# TASK TO CARRY OUT
Copy the lines of the records from the start through the line that contains "data-point: [130, 622, 139, 631]", including that line, and reproduce them without any change.
## Begin STORED ROWS
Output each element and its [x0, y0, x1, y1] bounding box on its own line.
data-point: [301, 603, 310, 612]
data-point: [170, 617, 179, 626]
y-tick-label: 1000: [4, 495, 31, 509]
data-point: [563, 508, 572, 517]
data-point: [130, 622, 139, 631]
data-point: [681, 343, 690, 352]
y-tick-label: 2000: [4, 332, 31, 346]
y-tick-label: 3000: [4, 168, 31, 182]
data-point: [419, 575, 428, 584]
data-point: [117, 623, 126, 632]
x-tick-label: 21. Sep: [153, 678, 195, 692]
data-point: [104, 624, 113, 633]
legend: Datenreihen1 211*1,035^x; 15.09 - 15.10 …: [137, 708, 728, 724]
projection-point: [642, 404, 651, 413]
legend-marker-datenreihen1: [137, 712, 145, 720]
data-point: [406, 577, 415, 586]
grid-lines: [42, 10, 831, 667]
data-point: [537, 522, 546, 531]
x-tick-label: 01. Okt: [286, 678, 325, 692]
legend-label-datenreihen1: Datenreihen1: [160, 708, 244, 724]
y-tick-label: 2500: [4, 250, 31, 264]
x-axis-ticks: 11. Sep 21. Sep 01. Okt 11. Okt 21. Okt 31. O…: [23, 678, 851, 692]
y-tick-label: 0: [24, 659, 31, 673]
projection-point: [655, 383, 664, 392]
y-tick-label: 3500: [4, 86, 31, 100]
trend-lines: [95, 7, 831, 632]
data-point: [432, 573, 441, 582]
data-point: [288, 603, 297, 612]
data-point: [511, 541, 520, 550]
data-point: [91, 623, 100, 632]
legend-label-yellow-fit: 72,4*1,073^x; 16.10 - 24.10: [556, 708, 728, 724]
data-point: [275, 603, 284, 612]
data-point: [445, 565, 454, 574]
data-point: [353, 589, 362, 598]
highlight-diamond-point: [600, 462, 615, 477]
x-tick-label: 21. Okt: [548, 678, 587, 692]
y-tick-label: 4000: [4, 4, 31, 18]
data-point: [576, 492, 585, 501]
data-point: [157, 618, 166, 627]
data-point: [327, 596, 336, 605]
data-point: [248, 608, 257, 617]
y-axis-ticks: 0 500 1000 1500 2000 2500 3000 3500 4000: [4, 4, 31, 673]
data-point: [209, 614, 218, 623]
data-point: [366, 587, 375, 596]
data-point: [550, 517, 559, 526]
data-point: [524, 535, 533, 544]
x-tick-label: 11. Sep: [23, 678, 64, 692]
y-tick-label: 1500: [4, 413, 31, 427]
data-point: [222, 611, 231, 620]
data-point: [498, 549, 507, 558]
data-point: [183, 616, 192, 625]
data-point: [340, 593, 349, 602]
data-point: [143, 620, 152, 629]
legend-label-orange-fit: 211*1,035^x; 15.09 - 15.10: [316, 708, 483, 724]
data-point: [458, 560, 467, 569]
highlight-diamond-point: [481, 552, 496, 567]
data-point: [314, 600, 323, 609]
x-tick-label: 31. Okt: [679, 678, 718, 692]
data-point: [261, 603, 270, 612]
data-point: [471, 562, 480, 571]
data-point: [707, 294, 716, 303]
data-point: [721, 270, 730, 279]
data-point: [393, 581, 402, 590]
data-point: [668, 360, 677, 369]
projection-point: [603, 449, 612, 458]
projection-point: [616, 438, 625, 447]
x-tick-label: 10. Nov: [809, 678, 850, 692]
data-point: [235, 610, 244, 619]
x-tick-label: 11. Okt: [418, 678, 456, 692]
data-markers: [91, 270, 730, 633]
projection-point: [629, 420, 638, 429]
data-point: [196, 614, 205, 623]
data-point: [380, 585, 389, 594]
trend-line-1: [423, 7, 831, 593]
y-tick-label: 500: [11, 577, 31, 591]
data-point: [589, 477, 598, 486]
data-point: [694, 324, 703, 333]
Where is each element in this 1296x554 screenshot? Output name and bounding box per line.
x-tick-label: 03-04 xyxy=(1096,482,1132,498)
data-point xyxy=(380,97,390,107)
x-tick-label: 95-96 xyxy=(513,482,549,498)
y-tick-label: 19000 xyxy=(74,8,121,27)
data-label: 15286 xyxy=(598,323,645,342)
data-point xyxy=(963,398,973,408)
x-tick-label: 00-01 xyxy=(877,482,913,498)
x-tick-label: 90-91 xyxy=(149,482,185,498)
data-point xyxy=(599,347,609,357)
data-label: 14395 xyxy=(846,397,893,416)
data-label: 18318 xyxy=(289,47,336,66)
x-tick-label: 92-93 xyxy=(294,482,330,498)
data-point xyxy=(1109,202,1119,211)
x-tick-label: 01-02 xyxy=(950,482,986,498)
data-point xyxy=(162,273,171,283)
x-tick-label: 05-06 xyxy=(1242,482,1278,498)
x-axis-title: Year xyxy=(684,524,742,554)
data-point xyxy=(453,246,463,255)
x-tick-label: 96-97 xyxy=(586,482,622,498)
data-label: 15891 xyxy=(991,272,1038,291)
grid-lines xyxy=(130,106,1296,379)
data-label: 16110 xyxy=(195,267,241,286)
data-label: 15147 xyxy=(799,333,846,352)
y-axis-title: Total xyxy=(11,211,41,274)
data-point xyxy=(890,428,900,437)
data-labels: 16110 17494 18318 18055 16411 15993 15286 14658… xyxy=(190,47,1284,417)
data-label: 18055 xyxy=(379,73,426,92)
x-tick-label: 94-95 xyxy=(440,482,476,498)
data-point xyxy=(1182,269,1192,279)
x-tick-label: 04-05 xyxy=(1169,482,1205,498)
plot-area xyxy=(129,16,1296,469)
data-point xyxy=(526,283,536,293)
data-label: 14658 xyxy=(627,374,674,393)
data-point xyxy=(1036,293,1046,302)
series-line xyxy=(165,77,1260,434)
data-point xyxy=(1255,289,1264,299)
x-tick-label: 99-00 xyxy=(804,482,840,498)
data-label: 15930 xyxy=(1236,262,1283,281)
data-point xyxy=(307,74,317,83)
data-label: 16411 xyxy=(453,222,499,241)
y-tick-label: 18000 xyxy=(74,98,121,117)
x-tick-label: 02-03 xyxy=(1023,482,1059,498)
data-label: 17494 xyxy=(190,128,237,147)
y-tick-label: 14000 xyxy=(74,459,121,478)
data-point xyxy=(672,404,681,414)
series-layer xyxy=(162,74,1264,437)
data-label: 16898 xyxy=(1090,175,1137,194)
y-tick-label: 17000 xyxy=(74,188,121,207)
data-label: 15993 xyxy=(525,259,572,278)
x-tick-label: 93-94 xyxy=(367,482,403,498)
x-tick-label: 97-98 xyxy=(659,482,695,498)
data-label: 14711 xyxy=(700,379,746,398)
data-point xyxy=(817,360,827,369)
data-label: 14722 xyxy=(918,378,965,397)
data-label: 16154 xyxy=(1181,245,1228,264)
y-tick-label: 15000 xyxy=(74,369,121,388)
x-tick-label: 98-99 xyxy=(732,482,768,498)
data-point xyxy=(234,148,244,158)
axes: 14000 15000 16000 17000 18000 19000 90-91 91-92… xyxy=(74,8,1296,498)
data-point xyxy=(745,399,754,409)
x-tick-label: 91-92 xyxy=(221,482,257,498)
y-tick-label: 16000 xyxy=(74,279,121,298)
## End STORED ROWS
# SOLUTION TO THIS TASK
Output each element and its [x0, y0, x1, y1] bounding box on its own line.
data-point: [301, 603, 310, 612]
data-point: [170, 617, 179, 626]
y-tick-label: 1000: [4, 495, 31, 509]
data-point: [563, 508, 572, 517]
data-point: [130, 622, 139, 631]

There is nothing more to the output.